[Start Input material]

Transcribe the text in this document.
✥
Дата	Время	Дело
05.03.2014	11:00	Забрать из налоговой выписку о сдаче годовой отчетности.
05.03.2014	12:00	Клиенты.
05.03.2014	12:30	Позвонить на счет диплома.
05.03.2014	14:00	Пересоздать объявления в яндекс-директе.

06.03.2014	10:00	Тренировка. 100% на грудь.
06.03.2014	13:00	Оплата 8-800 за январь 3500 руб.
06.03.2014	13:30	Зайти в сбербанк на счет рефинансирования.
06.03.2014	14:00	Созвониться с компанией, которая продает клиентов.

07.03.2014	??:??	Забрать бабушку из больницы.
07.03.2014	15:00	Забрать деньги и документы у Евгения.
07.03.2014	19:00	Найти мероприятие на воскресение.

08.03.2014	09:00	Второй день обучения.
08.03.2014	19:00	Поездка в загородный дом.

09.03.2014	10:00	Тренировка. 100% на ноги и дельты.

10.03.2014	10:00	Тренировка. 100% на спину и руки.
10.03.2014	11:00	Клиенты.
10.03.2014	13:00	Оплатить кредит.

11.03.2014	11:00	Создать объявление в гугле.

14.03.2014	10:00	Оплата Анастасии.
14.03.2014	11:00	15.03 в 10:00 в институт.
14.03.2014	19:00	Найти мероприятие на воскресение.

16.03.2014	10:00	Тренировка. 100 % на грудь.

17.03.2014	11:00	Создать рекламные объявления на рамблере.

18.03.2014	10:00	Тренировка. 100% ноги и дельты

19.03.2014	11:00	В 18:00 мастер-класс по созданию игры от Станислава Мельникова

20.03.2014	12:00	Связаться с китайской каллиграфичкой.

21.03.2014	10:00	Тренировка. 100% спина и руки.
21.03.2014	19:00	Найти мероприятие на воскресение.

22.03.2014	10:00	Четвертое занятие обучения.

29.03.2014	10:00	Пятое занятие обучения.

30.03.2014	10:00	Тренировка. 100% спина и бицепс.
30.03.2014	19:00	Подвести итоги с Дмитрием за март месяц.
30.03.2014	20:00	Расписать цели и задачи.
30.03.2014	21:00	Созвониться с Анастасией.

[End Input material]

| Goal |
Examine the records and report how many lines contain the string "мероприятие". Only the number should be given.

| Task output |
3